• Provided records
* Begin *
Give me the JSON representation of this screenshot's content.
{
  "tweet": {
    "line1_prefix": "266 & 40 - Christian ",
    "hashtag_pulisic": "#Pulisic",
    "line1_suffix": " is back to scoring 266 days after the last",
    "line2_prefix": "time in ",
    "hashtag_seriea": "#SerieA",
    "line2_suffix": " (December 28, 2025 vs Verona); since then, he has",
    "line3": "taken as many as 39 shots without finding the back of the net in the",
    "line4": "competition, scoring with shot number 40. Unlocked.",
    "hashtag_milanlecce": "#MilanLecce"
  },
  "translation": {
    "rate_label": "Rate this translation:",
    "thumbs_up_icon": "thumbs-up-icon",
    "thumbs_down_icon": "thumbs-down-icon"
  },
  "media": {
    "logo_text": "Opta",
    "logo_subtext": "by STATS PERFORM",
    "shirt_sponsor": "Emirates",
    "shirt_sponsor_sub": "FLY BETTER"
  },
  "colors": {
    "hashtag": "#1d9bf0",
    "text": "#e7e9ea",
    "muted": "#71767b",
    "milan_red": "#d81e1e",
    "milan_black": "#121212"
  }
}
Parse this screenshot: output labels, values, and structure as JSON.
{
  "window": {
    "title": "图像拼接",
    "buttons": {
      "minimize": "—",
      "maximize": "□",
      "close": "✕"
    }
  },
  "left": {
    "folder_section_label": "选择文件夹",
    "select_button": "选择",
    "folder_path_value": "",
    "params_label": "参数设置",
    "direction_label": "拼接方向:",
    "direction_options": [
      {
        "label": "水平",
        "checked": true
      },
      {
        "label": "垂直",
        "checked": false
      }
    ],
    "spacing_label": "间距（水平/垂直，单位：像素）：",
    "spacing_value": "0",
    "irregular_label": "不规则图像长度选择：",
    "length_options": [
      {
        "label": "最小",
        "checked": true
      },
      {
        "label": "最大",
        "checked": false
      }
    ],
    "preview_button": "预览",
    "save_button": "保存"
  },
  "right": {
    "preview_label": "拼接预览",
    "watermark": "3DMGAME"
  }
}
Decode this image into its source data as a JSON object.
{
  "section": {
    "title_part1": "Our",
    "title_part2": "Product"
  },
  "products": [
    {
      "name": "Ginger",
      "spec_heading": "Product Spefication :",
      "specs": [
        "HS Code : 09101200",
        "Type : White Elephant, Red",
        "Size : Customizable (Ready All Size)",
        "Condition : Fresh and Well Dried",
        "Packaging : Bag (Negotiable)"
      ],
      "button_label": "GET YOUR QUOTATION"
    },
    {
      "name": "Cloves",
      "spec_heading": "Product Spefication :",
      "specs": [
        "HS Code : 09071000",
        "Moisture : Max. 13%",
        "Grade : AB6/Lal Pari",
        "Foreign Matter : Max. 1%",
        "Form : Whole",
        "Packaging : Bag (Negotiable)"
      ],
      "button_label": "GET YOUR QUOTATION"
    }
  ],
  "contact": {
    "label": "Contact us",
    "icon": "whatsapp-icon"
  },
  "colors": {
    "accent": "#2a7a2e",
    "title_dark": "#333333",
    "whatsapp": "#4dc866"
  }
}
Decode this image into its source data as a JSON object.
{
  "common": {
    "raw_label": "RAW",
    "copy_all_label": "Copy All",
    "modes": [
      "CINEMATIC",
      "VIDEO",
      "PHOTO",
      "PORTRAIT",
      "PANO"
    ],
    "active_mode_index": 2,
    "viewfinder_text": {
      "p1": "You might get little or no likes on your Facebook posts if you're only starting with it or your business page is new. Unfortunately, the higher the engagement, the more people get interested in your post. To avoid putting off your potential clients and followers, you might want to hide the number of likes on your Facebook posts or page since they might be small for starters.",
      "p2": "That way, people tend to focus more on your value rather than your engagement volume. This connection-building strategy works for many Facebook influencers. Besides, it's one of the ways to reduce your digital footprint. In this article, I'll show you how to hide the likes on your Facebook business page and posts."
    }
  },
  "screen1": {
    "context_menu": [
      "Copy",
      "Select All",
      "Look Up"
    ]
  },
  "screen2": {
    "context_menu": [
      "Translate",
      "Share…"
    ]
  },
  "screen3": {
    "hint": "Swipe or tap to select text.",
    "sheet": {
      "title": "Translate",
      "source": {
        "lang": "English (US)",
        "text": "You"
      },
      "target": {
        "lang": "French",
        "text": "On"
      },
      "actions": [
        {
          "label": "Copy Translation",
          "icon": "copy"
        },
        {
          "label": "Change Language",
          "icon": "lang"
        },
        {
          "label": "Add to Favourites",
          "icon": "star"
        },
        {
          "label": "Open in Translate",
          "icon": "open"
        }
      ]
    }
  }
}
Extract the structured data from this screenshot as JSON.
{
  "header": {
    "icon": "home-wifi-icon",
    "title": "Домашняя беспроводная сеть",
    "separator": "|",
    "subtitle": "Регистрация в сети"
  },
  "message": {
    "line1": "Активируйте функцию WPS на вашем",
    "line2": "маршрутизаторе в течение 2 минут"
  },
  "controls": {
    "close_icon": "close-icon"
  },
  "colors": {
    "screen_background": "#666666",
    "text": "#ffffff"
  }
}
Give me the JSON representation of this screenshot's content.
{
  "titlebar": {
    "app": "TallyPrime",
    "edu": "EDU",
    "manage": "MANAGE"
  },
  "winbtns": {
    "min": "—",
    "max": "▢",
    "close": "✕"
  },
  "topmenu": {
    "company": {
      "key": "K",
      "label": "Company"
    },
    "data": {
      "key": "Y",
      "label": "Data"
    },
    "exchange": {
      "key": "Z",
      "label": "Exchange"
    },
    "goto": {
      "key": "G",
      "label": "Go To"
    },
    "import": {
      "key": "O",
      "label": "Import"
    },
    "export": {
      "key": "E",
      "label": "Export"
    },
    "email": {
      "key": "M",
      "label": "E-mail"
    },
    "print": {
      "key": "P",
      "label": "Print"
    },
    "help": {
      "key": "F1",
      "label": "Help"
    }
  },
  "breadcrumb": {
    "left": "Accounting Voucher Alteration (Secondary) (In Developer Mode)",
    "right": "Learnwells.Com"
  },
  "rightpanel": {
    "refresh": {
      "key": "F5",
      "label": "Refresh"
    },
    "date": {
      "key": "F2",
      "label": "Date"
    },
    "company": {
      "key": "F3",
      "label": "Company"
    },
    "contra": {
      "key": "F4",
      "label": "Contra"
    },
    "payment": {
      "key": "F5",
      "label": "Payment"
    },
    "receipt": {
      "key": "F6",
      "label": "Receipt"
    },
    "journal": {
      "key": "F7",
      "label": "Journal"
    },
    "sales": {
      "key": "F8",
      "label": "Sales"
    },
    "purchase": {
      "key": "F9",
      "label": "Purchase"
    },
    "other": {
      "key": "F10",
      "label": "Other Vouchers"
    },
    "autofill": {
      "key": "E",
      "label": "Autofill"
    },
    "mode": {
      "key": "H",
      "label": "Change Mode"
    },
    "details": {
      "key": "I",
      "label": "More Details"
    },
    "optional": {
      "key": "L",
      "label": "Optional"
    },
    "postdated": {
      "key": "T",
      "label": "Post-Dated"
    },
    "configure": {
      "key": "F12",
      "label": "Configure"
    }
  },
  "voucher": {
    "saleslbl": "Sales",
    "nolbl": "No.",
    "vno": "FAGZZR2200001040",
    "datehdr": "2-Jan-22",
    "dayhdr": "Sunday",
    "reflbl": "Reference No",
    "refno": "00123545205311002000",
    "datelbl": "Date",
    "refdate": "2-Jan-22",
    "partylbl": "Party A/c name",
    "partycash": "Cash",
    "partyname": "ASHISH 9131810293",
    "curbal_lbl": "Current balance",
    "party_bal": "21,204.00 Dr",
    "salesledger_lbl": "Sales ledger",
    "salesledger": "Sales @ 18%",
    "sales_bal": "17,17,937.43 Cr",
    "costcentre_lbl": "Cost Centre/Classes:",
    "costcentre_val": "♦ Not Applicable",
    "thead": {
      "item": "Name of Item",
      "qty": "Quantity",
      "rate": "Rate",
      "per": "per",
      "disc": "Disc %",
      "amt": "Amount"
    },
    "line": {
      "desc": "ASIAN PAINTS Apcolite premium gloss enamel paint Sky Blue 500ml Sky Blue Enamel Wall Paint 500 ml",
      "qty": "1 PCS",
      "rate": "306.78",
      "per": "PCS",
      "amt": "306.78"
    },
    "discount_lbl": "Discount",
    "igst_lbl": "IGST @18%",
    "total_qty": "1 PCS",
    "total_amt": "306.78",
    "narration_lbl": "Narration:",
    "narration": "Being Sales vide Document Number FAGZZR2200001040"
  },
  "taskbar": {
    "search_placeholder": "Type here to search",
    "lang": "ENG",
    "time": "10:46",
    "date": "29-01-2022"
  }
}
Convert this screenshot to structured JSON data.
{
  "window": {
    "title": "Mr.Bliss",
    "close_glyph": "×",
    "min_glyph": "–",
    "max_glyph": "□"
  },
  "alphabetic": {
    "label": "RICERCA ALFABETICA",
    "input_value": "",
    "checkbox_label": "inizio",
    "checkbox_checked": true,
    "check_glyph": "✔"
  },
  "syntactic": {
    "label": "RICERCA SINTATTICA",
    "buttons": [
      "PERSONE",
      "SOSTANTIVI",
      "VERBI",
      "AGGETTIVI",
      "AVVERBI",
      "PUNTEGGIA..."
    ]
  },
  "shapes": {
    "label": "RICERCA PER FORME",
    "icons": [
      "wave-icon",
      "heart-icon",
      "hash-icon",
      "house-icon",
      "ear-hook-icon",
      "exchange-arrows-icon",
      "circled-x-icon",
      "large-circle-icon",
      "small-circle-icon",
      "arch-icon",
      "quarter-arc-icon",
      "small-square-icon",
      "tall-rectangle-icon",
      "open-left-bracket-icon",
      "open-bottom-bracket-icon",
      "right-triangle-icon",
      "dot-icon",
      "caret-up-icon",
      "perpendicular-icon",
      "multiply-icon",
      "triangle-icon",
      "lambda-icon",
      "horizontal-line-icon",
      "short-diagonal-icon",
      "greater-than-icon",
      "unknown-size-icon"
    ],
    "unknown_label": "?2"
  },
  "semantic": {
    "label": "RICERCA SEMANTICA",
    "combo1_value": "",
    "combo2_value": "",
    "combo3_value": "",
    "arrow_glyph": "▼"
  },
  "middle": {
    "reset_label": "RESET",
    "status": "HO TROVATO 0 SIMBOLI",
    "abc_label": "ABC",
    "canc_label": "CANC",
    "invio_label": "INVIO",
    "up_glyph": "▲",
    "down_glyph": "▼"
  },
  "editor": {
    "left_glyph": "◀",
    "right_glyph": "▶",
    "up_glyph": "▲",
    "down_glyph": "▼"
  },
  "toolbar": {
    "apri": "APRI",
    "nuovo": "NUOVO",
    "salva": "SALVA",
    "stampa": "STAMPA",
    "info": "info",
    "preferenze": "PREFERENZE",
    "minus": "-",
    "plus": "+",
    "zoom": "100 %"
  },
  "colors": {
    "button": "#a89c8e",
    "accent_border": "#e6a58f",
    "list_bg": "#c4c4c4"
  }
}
* End *
• Problem to solve
Only a number is needed: how many lines of the material above contain "posts"?

• Solution to this task
2